------ DATASET CONTENT

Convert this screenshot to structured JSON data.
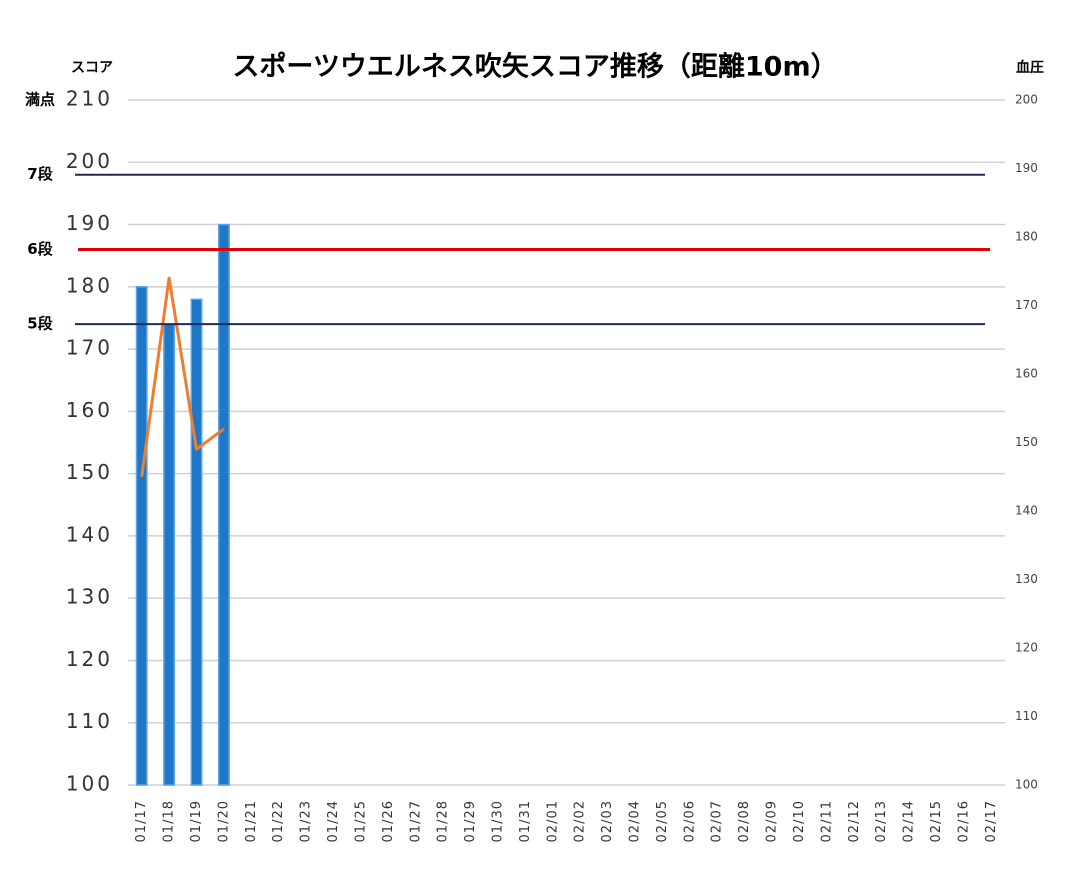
{
  "chart_data": {
    "type": "bar_line",
    "title": "スポーツウエルネス吹矢スコア推移（距離10m）",
    "y_label": "スコア",
    "y2_label": "血圧",
    "categories": [
      "01/17",
      "01/18",
      "01/19",
      "01/20",
      "01/21",
      "01/22",
      "01/23",
      "01/24",
      "01/25",
      "01/26",
      "01/27",
      "01/28",
      "01/29",
      "01/30",
      "01/31",
      "02/01",
      "02/02",
      "02/03",
      "02/04",
      "02/05",
      "02/06",
      "02/07",
      "02/08",
      "02/09",
      "02/10",
      "02/11",
      "02/12",
      "02/13",
      "02/14",
      "02/15",
      "02/16",
      "02/17"
    ],
    "series": [
      {
        "name": "スコア",
        "type": "bar",
        "color": "#1f77c8",
        "values": [
          180,
          174,
          178,
          190,
          null,
          null,
          null,
          null,
          null,
          null,
          null,
          null,
          null,
          null,
          null,
          null,
          null,
          null,
          null,
          null,
          null,
          null,
          null,
          null,
          null,
          null,
          null,
          null,
          null,
          null,
          null,
          null
        ]
      },
      {
        "name": "血圧",
        "type": "line",
        "axis": "y2",
        "color": "#ed7d31",
        "values": [
          145,
          174,
          149,
          152,
          null,
          null,
          null,
          null,
          null,
          null,
          null,
          null,
          null,
          null,
          null,
          null,
          null,
          null,
          null,
          null,
          null,
          null,
          null,
          null,
          null,
          null,
          null,
          null,
          null,
          null,
          null,
          null
        ]
      }
    ],
    "ylim": [
      100,
      210
    ],
    "yticks": [
      100,
      110,
      120,
      130,
      140,
      150,
      160,
      170,
      180,
      190,
      200,
      210
    ],
    "y2lim": [
      100,
      200
    ],
    "y2ticks": [
      100,
      110,
      120,
      130,
      140,
      150,
      160,
      170,
      180,
      190,
      200
    ],
    "grid": true,
    "max_mark": {
      "label": "満点",
      "value": 210,
      "color": "#e00000"
    },
    "reference_lines": [
      {
        "label": "7段",
        "value": 198,
        "color": "#1f2a5c"
      },
      {
        "label": "6段",
        "value": 186,
        "color": "#e00000"
      },
      {
        "label": "5段",
        "value": 174,
        "color": "#1f2a5c"
      }
    ]
  }
}
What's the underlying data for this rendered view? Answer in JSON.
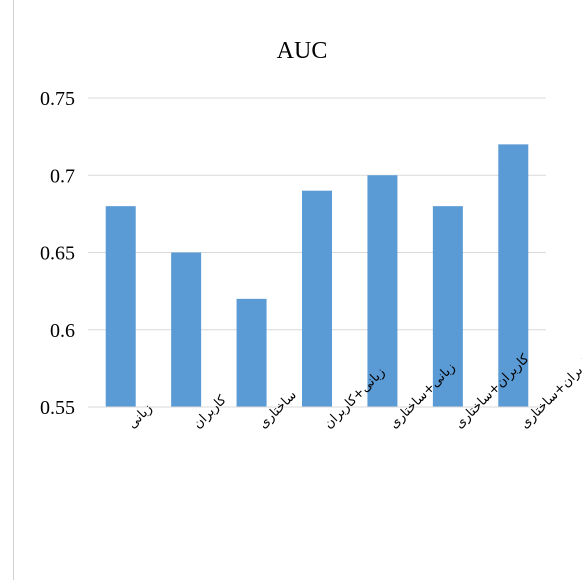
{
  "chart_data": {
    "type": "bar",
    "title": "AUC",
    "xlabel": "",
    "ylabel": "",
    "categories": [
      "زبانی",
      "کاربران",
      "ساختاری",
      "زبانی+کاربران",
      "زبانی+ساختاری",
      "کاربران+ساختاری",
      "زبانی+کاربران+ساختاری"
    ],
    "values": [
      0.68,
      0.65,
      0.62,
      0.69,
      0.7,
      0.68,
      0.72
    ],
    "ylim": [
      0.55,
      0.75
    ],
    "yticks": [
      "0.55",
      "0.6",
      "0.65",
      "0.7",
      "0.75"
    ],
    "grid": true,
    "legend": "none",
    "bar_color": "#5b9bd5",
    "grid_color": "#d9d9d9"
  }
}
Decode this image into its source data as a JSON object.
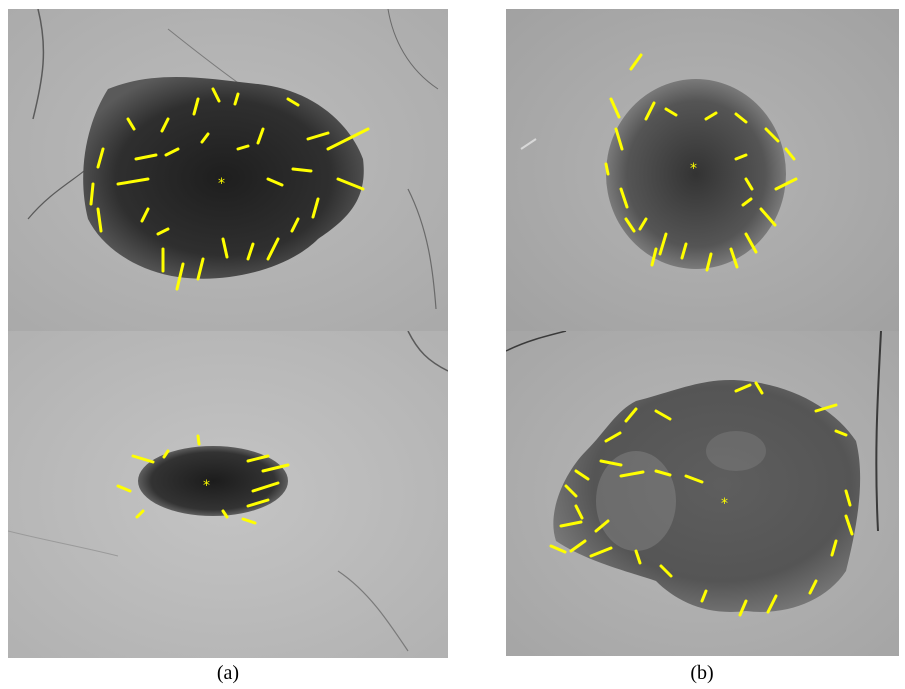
{
  "figure": {
    "captions": [
      "(a)",
      "(b)"
    ]
  },
  "palette": {
    "skin": "#b4b4b4",
    "lesion": "#2a2a2a",
    "streak": "#ffff00",
    "hair": "#4a4a4a"
  },
  "panels": [
    {
      "id": "a-top",
      "column": "a",
      "row": "top"
    },
    {
      "id": "a-bottom",
      "column": "a",
      "row": "bottom"
    },
    {
      "id": "b-top",
      "column": "b",
      "row": "top"
    },
    {
      "id": "b-bottom",
      "column": "b",
      "row": "bottom"
    }
  ]
}
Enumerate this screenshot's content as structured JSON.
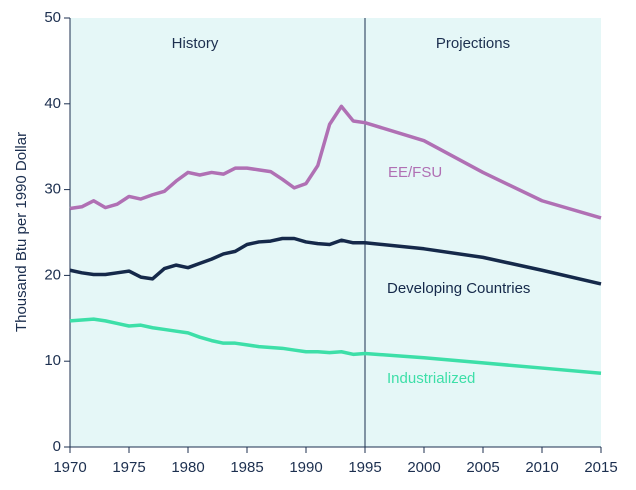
{
  "chart_data": {
    "type": "line",
    "ylabel": "Thousand Btu per 1990 Dollar",
    "annotations": [
      "History",
      "Projections"
    ],
    "divider": 1995,
    "x": [
      1970,
      1971,
      1972,
      1973,
      1974,
      1975,
      1976,
      1977,
      1978,
      1979,
      1980,
      1981,
      1982,
      1983,
      1984,
      1985,
      1986,
      1987,
      1988,
      1989,
      1990,
      1991,
      1992,
      1993,
      1994,
      1995,
      2000,
      2005,
      2010,
      2015
    ],
    "series": [
      {
        "name": "EE/FSU",
        "color": "#b070b4",
        "values": [
          27.8,
          28.0,
          28.7,
          27.9,
          28.3,
          29.2,
          28.9,
          29.4,
          29.8,
          31.0,
          32.0,
          31.7,
          32.0,
          31.8,
          32.5,
          32.5,
          32.3,
          32.1,
          31.2,
          30.2,
          30.7,
          32.8,
          37.6,
          39.7,
          38.0,
          37.8,
          35.7,
          32.0,
          28.7,
          26.7
        ]
      },
      {
        "name": "Developing Countries",
        "color": "#15294a",
        "values": [
          20.6,
          20.3,
          20.1,
          20.1,
          20.3,
          20.5,
          19.8,
          19.6,
          20.8,
          21.2,
          20.9,
          21.4,
          21.9,
          22.5,
          22.8,
          23.6,
          23.9,
          24.0,
          24.3,
          24.3,
          23.9,
          23.7,
          23.6,
          24.1,
          23.8,
          23.8,
          23.1,
          22.1,
          20.6,
          19.0
        ]
      },
      {
        "name": "Industrialized",
        "color": "#3ddfa8",
        "values": [
          14.7,
          14.8,
          14.9,
          14.7,
          14.4,
          14.1,
          14.2,
          13.9,
          13.7,
          13.5,
          13.3,
          12.8,
          12.4,
          12.1,
          12.1,
          11.9,
          11.7,
          11.6,
          11.5,
          11.3,
          11.1,
          11.1,
          11.0,
          11.1,
          10.8,
          10.9,
          10.4,
          9.8,
          9.2,
          8.6
        ]
      }
    ],
    "xlim": [
      1970,
      2015
    ],
    "xticks": [
      1970,
      1975,
      1980,
      1985,
      1990,
      1995,
      2000,
      2005,
      2010,
      2015
    ],
    "ylim": [
      0,
      50
    ],
    "yticks": [
      0,
      10,
      20,
      30,
      40,
      50
    ]
  }
}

------------

Take the listing and print it again exactly, but without any pictures.

◆ FINISHED EXERCISE ◆
Convert this screenshot to structured JSON data.
{
  "chart_data": {
    "type": "bar_line",
    "title": "スポーツウエルネス吹矢スコア推移（距離10m）",
    "y_label": "スコア",
    "y2_label": "血圧",
    "categories": [
      "01/17",
      "01/18",
      "01/19",
      "01/20",
      "01/21",
      "01/22",
      "01/23",
      "01/24",
      "01/25",
      "01/26",
      "01/27",
      "01/28",
      "01/29",
      "01/30",
      "01/31",
      "02/01",
      "02/02",
      "02/03",
      "02/04",
      "02/05",
      "02/06",
      "02/07",
      "02/08",
      "02/09",
      "02/10",
      "02/11",
      "02/12",
      "02/13",
      "02/14",
      "02/15",
      "02/16",
      "02/17"
    ],
    "series": [
      {
        "name": "スコア",
        "type": "bar",
        "color": "#1f77c8",
        "values": [
          180,
          174,
          178,
          190,
          null,
          null,
          null,
          null,
          null,
          null,
          null,
          null,
          null,
          null,
          null,
          null,
          null,
          null,
          null,
          null,
          null,
          null,
          null,
          null,
          null,
          null,
          null,
          null,
          null,
          null,
          null,
          null
        ]
      },
      {
        "name": "血圧",
        "type": "line",
        "axis": "y2",
        "color": "#ed7d31",
        "values": [
          145,
          174,
          149,
          152,
          null,
          null,
          null,
          null,
          null,
          null,
          null,
          null,
          null,
          null,
          null,
          null,
          null,
          null,
          null,
          null,
          null,
          null,
          null,
          null,
          null,
          null,
          null,
          null,
          null,
          null,
          null,
          null
        ]
      }
    ],
    "ylim": [
      100,
      210
    ],
    "yticks": [
      100,
      110,
      120,
      130,
      140,
      150,
      160,
      170,
      180,
      190,
      200,
      210
    ],
    "y2lim": [
      100,
      200
    ],
    "y2ticks": [
      100,
      110,
      120,
      130,
      140,
      150,
      160,
      170,
      180,
      190,
      200
    ],
    "grid": true,
    "max_mark": {
      "label": "満点",
      "value": 210,
      "color": "#e00000"
    },
    "reference_lines": [
      {
        "label": "7段",
        "value": 198,
        "color": "#1f2a5c"
      },
      {
        "label": "6段",
        "value": 186,
        "color": "#e00000"
      },
      {
        "label": "5段",
        "value": 174,
        "color": "#1f2a5c"
      }
    ]
  }
}
What's the underlying data for this rendered view? Answer in JSON.
{
  "chart_data": {
    "type": "bar",
    "title": "AUC",
    "xlabel": "",
    "ylabel": "",
    "categories": [
      "زبانی",
      "کاربران",
      "ساختاری",
      "زبانی+کاربران",
      "زبانی+ساختاری",
      "کاربران+ساختاری",
      "زبانی+کاربران+ساختاری"
    ],
    "values": [
      0.68,
      0.65,
      0.62,
      0.69,
      0.7,
      0.68,
      0.72
    ],
    "ylim": [
      0.55,
      0.75
    ],
    "yticks": [
      "0.55",
      "0.6",
      "0.65",
      "0.7",
      "0.75"
    ],
    "grid": true,
    "legend": "none",
    "bar_color": "#5b9bd5",
    "grid_color": "#d9d9d9"
  }
}
Decode this image into its source data as a JSON object.
{
  "figure": {
    "captions": [
      "(a)",
      "(b)"
    ]
  },
  "palette": {
    "skin": "#b4b4b4",
    "lesion": "#2a2a2a",
    "streak": "#ffff00",
    "hair": "#4a4a4a"
  },
  "panels": [
    {
      "id": "a-top",
      "column": "a",
      "row": "top"
    },
    {
      "id": "a-bottom",
      "column": "a",
      "row": "bottom"
    },
    {
      "id": "b-top",
      "column": "b",
      "row": "top"
    },
    {
      "id": "b-bottom",
      "column": "b",
      "row": "bottom"
    }
  ]
}
Enumerate this screenshot's content as structured JSON.
{
  "chart_data": {
    "type": "line",
    "ylabel": "Thousand Btu per 1990 Dollar",
    "annotations": [
      "History",
      "Projections"
    ],
    "divider": 1995,
    "x": [
      1970,
      1971,
      1972,
      1973,
      1974,
      1975,
      1976,
      1977,
      1978,
      1979,
      1980,
      1981,
      1982,
      1983,
      1984,
      1985,
      1986,
      1987,
      1988,
      1989,
      1990,
      1991,
      1992,
      1993,
      1994,
      1995,
      2000,
      2005,
      2010,
      2015
    ],
    "series": [
      {
        "name": "EE/FSU",
        "color": "#b070b4",
        "values": [
          27.8,
          28.0,
          28.7,
          27.9,
          28.3,
          29.2,
          28.9,
          29.4,
          29.8,
          31.0,
          32.0,
          31.7,
          32.0,
          31.8,
          32.5,
          32.5,
          32.3,
          32.1,
          31.2,
          30.2,
          30.7,
          32.8,
          37.6,
          39.7,
          38.0,
          37.8,
          35.7,
          32.0,
          28.7,
          26.7
        ]
      },
      {
        "name": "Developing Countries",
        "color": "#15294a",
        "values": [
          20.6,
          20.3,
          20.1,
          20.1,
          20.3,
          20.5,
          19.8,
          19.6,
          20.8,
          21.2,
          20.9,
          21.4,
          21.9,
          22.5,
          22.8,
          23.6,
          23.9,
          24.0,
          24.3,
          24.3,
          23.9,
          23.7,
          23.6,
          24.1,
          23.8,
          23.8,
          23.1,
          22.1,
          20.6,
          19.0
        ]
      },
      {
        "name": "Industrialized",
        "color": "#3ddfa8",
        "values": [
          14.7,
          14.8,
          14.9,
          14.7,
          14.4,
          14.1,
          14.2,
          13.9,
          13.7,
          13.5,
          13.3,
          12.8,
          12.4,
          12.1,
          12.1,
          11.9,
          11.7,
          11.6,
          11.5,
          11.3,
          11.1,
          11.1,
          11.0,
          11.1,
          10.8,
          10.9,
          10.4,
          9.8,
          9.2,
          8.6
        ]
      }
    ],
    "xlim": [
      1970,
      2015
    ],
    "xticks": [
      1970,
      1975,
      1980,
      1985,
      1990,
      1995,
      2000,
      2005,
      2010,
      2015
    ],
    "ylim": [
      0,
      50
    ],
    "yticks": [
      0,
      10,
      20,
      30,
      40,
      50
    ]
  }
}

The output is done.